# [STATED PROBLEM]
From the records below, copy every line that contains the word "วรรณภ".

>> BEGIN MATERIAL PROVIDED

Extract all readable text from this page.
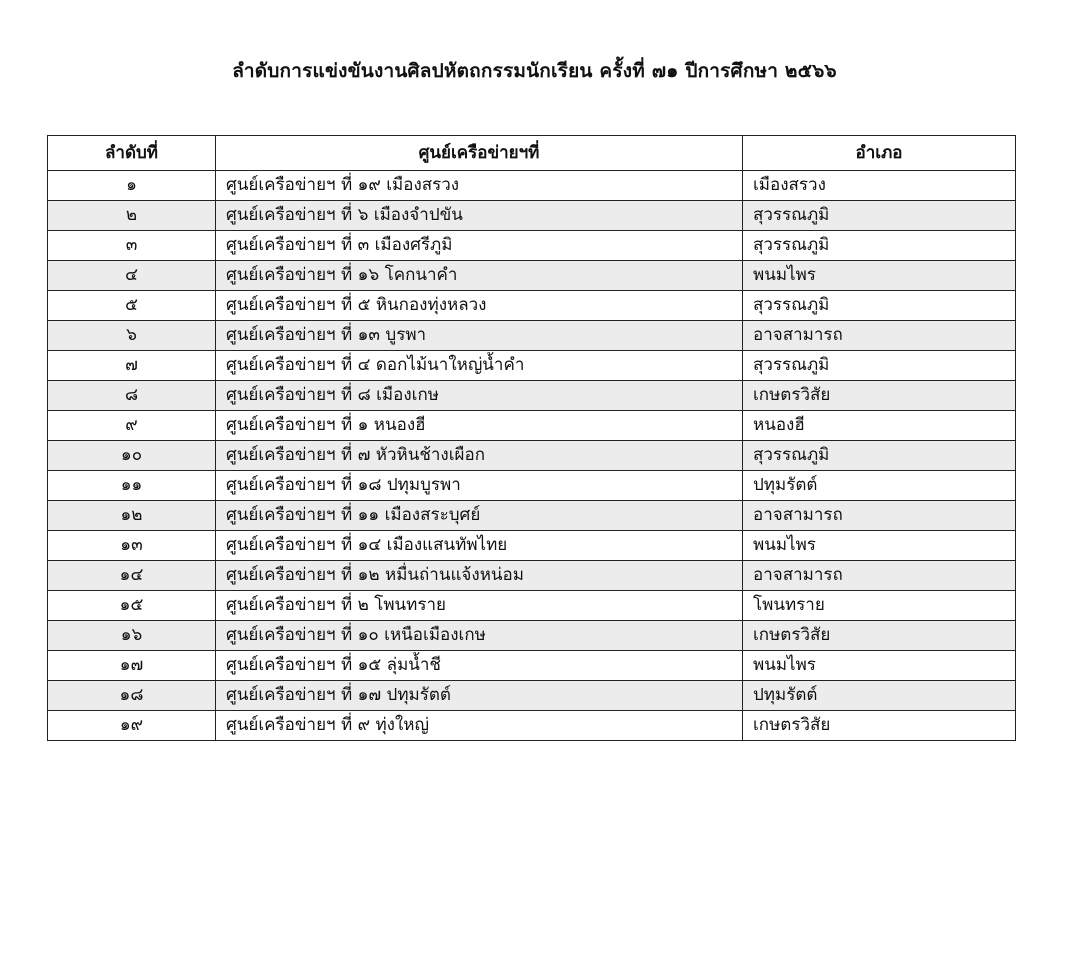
ลำดับการแข่งขันงานศิลปหัตถกรรมนักเรียน ครั้งที่ ๗๑ ปีการศึกษา ๒๕๖๖
ลำดับที่	ศูนย์เครือข่ายฯที่	อำเภอ
๑	ศูนย์เครือข่ายฯ ที่ ๑๙ เมืองสรวง	เมืองสรวง
๒	ศูนย์เครือข่ายฯ ที่ ๖ เมืองจำปขัน	สุวรรณภูมิ
๓	ศูนย์เครือข่ายฯ ที่ ๓ เมืองศรีภูมิ	สุวรรณภูมิ
๔	ศูนย์เครือข่ายฯ ที่ ๑๖ โคกนาคำ	พนมไพร
๕	ศูนย์เครือข่ายฯ ที่ ๕ หินกองทุ่งหลวง	สุวรรณภูมิ
๖	ศูนย์เครือข่ายฯ ที่ ๑๓ บูรพา	อาจสามารถ
๗	ศูนย์เครือข่ายฯ ที่ ๔ ดอกไม้นาใหญ่น้ำคำ	สุวรรณภูมิ
๘	ศูนย์เครือข่ายฯ ที่ ๘ เมืองเกษ	เกษตรวิสัย
๙	ศูนย์เครือข่ายฯ ที่ ๑ หนองฮี	หนองฮี
๑๐	ศูนย์เครือข่ายฯ ที่ ๗ หัวหินช้างเผือก	สุวรรณภูมิ
๑๑	ศูนย์เครือข่ายฯ ที่ ๑๘ ปทุมบูรพา	ปทุมรัตต์
๑๒	ศูนย์เครือข่ายฯ ที่ ๑๑ เมืองสระบุศย์	อาจสามารถ
๑๓	ศูนย์เครือข่ายฯ ที่ ๑๔ เมืองแสนทัพไทย	พนมไพร
๑๔	ศูนย์เครือข่ายฯ ที่ ๑๒ หมื่นถ่านแจ้งหน่อม	อาจสามารถ
๑๕	ศูนย์เครือข่ายฯ ที่ ๒ โพนทราย	โพนทราย
๑๖	ศูนย์เครือข่ายฯ ที่ ๑๐ เหนือเมืองเกษ	เกษตรวิสัย
๑๗	ศูนย์เครือข่ายฯ ที่ ๑๕ ลุ่มน้ำชี	พนมไพร
๑๘	ศูนย์เครือข่ายฯ ที่ ๑๗ ปทุมรัตต์	ปทุมรัตต์
๑๙	ศูนย์เครือข่ายฯ ที่ ๙ ทุ่งใหญ่	เกษตรวิสัย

>> END MATERIAL PROVIDED

# [RESPONSE FOR THIS EXERCISE]
๒	ศูนย์เครือข่ายฯ ที่ ๖ เมืองจำปขัน	สุวรรณภูมิ
๓	ศูนย์เครือข่ายฯ ที่ ๓ เมืองศรีภูมิ	สุวรรณภูมิ
๕	ศูนย์เครือข่ายฯ ที่ ๕ หินกองทุ่งหลวง	สุวรรณภูมิ
๗	ศูนย์เครือข่ายฯ ที่ ๔ ดอกไม้นาใหญ่น้ำคำ	สุวรรณภูมิ
๑๐	ศูนย์เครือข่ายฯ ที่ ๗ หัวหินช้างเผือก	สุวรรณภูมิ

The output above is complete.